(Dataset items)
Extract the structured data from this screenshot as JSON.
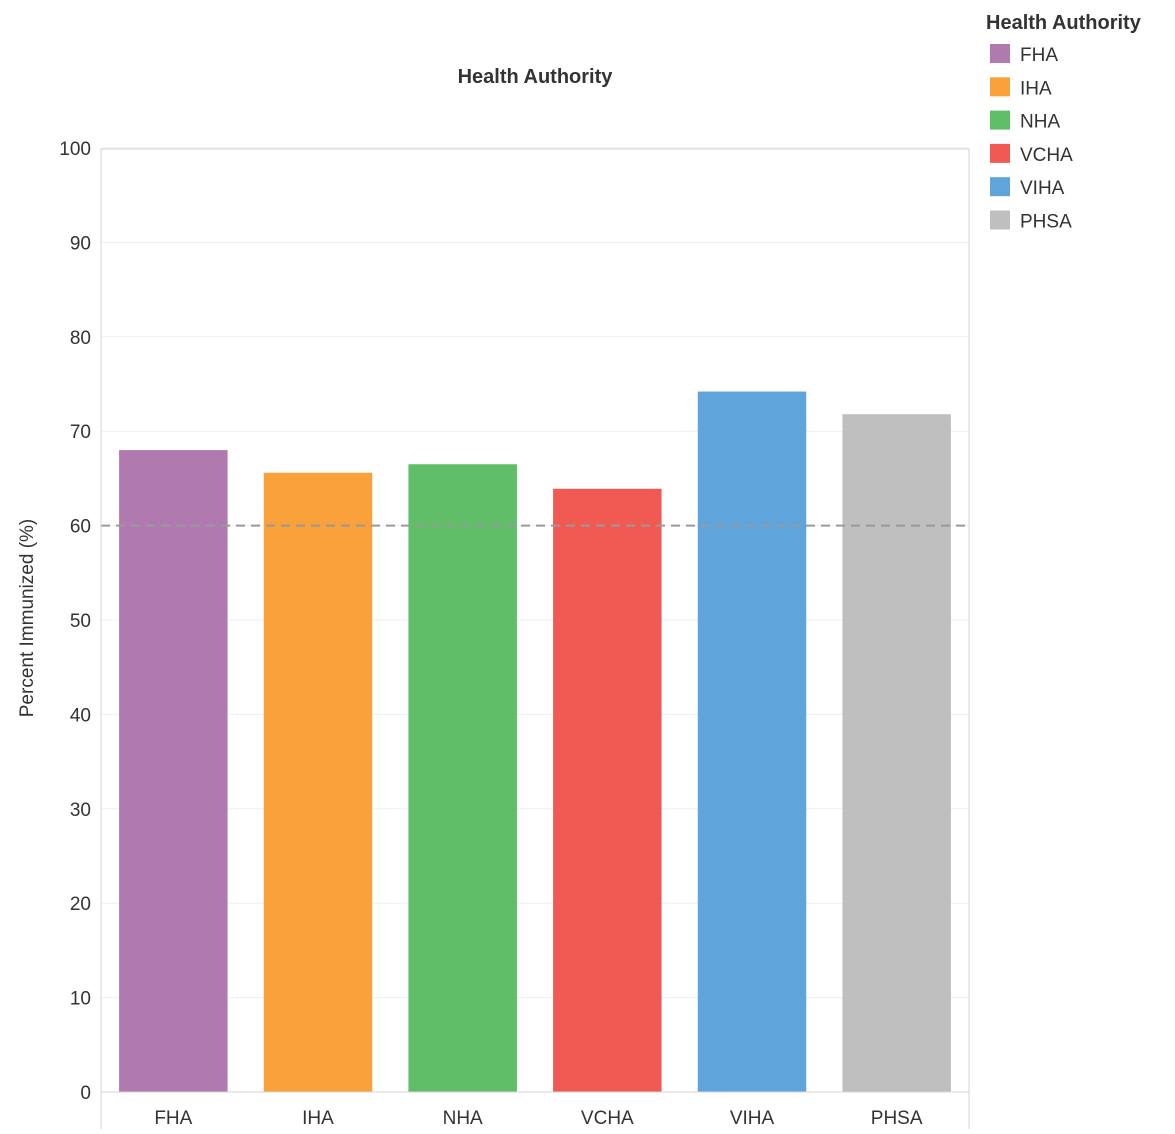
{
  "chart_data": {
    "type": "bar",
    "title": "Health Authority",
    "xlabel": "",
    "ylabel": "Percent Immunized (%)",
    "ylim": [
      0,
      100
    ],
    "yticks": [
      0,
      10,
      20,
      30,
      40,
      50,
      60,
      70,
      80,
      90,
      100
    ],
    "categories": [
      "FHA",
      "IHA",
      "NHA",
      "VCHA",
      "VIHA",
      "PHSA"
    ],
    "values": [
      68,
      65.6,
      66.5,
      63.9,
      74.2,
      71.8
    ],
    "colors": [
      "#b07aaf",
      "#f9a23b",
      "#60be69",
      "#f05a53",
      "#5fa5db",
      "#bfbfbf"
    ],
    "reference_line": {
      "value": 60,
      "style": "dashed",
      "color": "#999999"
    },
    "grid": true,
    "legend": {
      "title": "Health Authority",
      "placement": "top-right",
      "items": [
        "FHA",
        "IHA",
        "NHA",
        "VCHA",
        "VIHA",
        "PHSA"
      ]
    }
  }
}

## Required work
Search the data above for the word "Authority", then gather each line in which it appears.

## Response to this task
    "title": "Health Authority",
      "title": "Health Authority",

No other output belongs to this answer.